- [Your objective] The data below must be copied in full and without any change.

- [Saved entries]
* Start *

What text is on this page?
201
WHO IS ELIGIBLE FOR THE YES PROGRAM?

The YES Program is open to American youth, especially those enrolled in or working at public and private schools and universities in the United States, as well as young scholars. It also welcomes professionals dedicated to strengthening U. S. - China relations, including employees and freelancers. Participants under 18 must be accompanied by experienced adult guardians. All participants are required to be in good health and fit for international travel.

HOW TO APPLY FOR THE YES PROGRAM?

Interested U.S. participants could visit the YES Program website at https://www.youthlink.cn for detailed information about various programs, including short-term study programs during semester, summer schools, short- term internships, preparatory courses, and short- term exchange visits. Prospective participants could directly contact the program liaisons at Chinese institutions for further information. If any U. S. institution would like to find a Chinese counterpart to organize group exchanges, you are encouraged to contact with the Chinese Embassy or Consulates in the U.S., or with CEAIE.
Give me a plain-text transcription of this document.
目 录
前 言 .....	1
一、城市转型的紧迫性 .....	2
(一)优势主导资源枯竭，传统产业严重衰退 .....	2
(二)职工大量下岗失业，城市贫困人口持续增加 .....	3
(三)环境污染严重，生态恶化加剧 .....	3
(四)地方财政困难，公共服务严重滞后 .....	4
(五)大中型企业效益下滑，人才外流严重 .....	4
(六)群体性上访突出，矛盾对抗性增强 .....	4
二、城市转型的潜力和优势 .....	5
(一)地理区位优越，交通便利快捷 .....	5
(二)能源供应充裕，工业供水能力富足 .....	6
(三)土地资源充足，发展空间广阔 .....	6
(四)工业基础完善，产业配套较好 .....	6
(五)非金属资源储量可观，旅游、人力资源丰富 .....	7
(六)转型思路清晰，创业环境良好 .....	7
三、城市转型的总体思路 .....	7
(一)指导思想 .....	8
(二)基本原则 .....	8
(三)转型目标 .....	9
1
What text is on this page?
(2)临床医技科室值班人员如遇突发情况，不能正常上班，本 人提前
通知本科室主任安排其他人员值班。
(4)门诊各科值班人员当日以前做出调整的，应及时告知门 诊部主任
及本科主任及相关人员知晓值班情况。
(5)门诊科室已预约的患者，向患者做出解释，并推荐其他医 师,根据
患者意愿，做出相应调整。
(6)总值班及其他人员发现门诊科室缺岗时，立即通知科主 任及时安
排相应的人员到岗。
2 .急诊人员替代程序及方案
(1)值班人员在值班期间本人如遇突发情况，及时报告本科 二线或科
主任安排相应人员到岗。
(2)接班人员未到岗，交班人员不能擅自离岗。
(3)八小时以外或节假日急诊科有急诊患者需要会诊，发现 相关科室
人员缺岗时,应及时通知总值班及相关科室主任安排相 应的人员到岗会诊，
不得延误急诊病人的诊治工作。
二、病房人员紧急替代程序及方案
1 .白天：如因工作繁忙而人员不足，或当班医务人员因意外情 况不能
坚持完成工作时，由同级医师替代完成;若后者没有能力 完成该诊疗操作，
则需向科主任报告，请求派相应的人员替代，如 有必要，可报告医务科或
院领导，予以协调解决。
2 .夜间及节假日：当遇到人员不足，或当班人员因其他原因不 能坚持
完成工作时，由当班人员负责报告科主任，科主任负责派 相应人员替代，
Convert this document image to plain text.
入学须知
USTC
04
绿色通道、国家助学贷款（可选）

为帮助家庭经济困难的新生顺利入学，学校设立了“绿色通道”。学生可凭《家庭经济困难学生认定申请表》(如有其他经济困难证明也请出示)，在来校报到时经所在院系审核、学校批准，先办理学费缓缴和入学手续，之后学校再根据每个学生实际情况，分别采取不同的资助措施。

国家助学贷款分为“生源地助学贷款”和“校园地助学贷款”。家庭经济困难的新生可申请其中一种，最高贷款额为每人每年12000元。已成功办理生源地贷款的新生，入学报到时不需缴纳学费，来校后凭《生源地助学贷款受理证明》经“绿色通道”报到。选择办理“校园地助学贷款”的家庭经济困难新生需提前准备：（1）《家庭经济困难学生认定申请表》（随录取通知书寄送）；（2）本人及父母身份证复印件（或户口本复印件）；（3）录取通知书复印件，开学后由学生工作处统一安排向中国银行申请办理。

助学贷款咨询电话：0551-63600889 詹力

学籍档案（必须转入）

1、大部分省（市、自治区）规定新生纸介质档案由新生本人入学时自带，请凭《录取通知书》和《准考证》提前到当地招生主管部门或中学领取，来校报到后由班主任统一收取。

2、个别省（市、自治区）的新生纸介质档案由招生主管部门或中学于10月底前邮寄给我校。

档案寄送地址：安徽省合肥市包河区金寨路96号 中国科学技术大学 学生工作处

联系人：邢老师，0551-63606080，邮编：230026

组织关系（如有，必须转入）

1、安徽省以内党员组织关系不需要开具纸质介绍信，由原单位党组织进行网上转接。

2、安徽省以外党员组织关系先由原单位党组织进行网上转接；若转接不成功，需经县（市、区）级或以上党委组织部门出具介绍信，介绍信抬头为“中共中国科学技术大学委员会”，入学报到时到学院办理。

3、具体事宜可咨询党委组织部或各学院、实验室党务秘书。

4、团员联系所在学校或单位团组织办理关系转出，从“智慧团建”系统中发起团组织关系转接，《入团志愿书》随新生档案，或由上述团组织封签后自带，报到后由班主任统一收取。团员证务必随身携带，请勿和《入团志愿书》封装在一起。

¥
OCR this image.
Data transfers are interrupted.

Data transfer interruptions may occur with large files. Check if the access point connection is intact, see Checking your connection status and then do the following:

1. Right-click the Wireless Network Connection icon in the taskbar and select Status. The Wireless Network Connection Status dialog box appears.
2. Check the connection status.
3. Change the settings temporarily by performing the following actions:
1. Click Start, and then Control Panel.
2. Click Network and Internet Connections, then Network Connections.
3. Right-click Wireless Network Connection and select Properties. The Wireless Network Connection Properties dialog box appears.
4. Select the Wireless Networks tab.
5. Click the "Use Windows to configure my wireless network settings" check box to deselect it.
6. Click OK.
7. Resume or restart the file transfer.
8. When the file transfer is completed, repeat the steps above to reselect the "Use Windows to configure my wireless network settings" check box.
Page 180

* End *

- [Reply to the task]
What text is on this page?
201
WHO IS ELIGIBLE FOR THE YES PROGRAM?

The YES Program is open to American youth, especially those enrolled in or working at public and private schools and universities in the United States, as well as young scholars. It also welcomes professionals dedicated to strengthening U. S. - China relations, including employees and freelancers. Participants under 18 must be accompanied by experienced adult guardians. All participants are required to be in good health and fit for international travel.

HOW TO APPLY FOR THE YES PROGRAM?

Interested U.S. participants could visit the YES Program website at https://www.youthlink.cn for detailed information about various programs, including short-term study programs during semester, summer schools, short- term internships, preparatory courses, and short- term exchange visits. Prospective participants could directly contact the program liaisons at Chinese institutions for further information. If any U. S. institution would like to find a Chinese counterpart to organize group exchanges, you are encouraged to contact with the Chinese Embassy or Consulates in the U.S., or with CEAIE.
Give me a plain-text transcription of this document.
目 录
前 言 .....	1
一、城市转型的紧迫性 .....	2
(一)优势主导资源枯竭，传统产业严重衰退 .....	2
(二)职工大量下岗失业，城市贫困人口持续增加 .....	3
(三)环境污染严重，生态恶化加剧 .....	3
(四)地方财政困难，公共服务严重滞后 .....	4
(五)大中型企业效益下滑，人才外流严重 .....	4
(六)群体性上访突出，矛盾对抗性增强 .....	4
二、城市转型的潜力和优势 .....	5
(一)地理区位优越，交通便利快捷 .....	5
(二)能源供应充裕，工业供水能力富足 .....	6
(三)土地资源充足，发展空间广阔 .....	6
(四)工业基础完善，产业配套较好 .....	6
(五)非金属资源储量可观，旅游、人力资源丰富 .....	7
(六)转型思路清晰，创业环境良好 .....	7
三、城市转型的总体思路 .....	7
(一)指导思想 .....	8
(二)基本原则 .....	8
(三)转型目标 .....	9
1
What text is on this page?
(2)临床医技科室值班人员如遇突发情况，不能正常上班，本 人提前
通知本科室主任安排其他人员值班。
(4)门诊各科值班人员当日以前做出调整的，应及时告知门 诊部主任
及本科主任及相关人员知晓值班情况。
(5)门诊科室已预约的患者，向患者做出解释，并推荐其他医 师,根据
患者意愿，做出相应调整。
(6)总值班及其他人员发现门诊科室缺岗时，立即通知科主 任及时安
排相应的人员到岗。
2 .急诊人员替代程序及方案
(1)值班人员在值班期间本人如遇突发情况，及时报告本科 二线或科
主任安排相应人员到岗。
(2)接班人员未到岗，交班人员不能擅自离岗。
(3)八小时以外或节假日急诊科有急诊患者需要会诊，发现 相关科室
人员缺岗时,应及时通知总值班及相关科室主任安排相 应的人员到岗会诊，
不得延误急诊病人的诊治工作。
二、病房人员紧急替代程序及方案
1 .白天：如因工作繁忙而人员不足，或当班医务人员因意外情 况不能
坚持完成工作时，由同级医师替代完成;若后者没有能力 完成该诊疗操作，
则需向科主任报告，请求派相应的人员替代，如 有必要，可报告医务科或
院领导，予以协调解决。
2 .夜间及节假日：当遇到人员不足，或当班人员因其他原因不 能坚持
完成工作时，由当班人员负责报告科主任，科主任负责派 相应人员替代，
Convert this document image to plain text.
入学须知
USTC
04
绿色通道、国家助学贷款（可选）

为帮助家庭经济困难的新生顺利入学，学校设立了“绿色通道”。学生可凭《家庭经济困难学生认定申请表》(如有其他经济困难证明也请出示)，在来校报到时经所在院系审核、学校批准，先办理学费缓缴和入学手续，之后学校再根据每个学生实际情况，分别采取不同的资助措施。

国家助学贷款分为“生源地助学贷款”和“校园地助学贷款”。家庭经济困难的新生可申请其中一种，最高贷款额为每人每年12000元。已成功办理生源地贷款的新生，入学报到时不需缴纳学费，来校后凭《生源地助学贷款受理证明》经“绿色通道”报到。选择办理“校园地助学贷款”的家庭经济困难新生需提前准备：（1）《家庭经济困难学生认定申请表》（随录取通知书寄送）；（2）本人及父母身份证复印件（或户口本复印件）；（3）录取通知书复印件，开学后由学生工作处统一安排向中国银行申请办理。

助学贷款咨询电话：0551-63600889 詹力

学籍档案（必须转入）

1、大部分省（市、自治区）规定新生纸介质档案由新生本人入学时自带，请凭《录取通知书》和《准考证》提前到当地招生主管部门或中学领取，来校报到后由班主任统一收取。

2、个别省（市、自治区）的新生纸介质档案由招生主管部门或中学于10月底前邮寄给我校。

档案寄送地址：安徽省合肥市包河区金寨路96号 中国科学技术大学 学生工作处

联系人：邢老师，0551-63606080，邮编：230026

组织关系（如有，必须转入）

1、安徽省以内党员组织关系不需要开具纸质介绍信，由原单位党组织进行网上转接。

2、安徽省以外党员组织关系先由原单位党组织进行网上转接；若转接不成功，需经县（市、区）级或以上党委组织部门出具介绍信，介绍信抬头为“中共中国科学技术大学委员会”，入学报到时到学院办理。

3、具体事宜可咨询党委组织部或各学院、实验室党务秘书。

4、团员联系所在学校或单位团组织办理关系转出，从“智慧团建”系统中发起团组织关系转接，《入团志愿书》随新生档案，或由上述团组织封签后自带，报到后由班主任统一收取。团员证务必随身携带，请勿和《入团志愿书》封装在一起。

¥
OCR this image.
Data transfers are interrupted.

Data transfer interruptions may occur with large files. Check if the access point connection is intact, see Checking your connection status and then do the following:

1. Right-click the Wireless Network Connection icon in the taskbar and select Status. The Wireless Network Connection Status dialog box appears.
2. Check the connection status.
3. Change the settings temporarily by performing the following actions:
1. Click Start, and then Control Panel.
2. Click Network and Internet Connections, then Network Connections.
3. Right-click Wireless Network Connection and select Properties. The Wireless Network Connection Properties dialog box appears.
4. Select the Wireless Networks tab.
5. Click the "Use Windows to configure my wireless network settings" check box to deselect it.
6. Click OK.
7. Resume or restart the file transfer.
8. When the file transfer is completed, repeat the steps above to reselect the "Use Windows to configure my wireless network settings" check box.
Page 180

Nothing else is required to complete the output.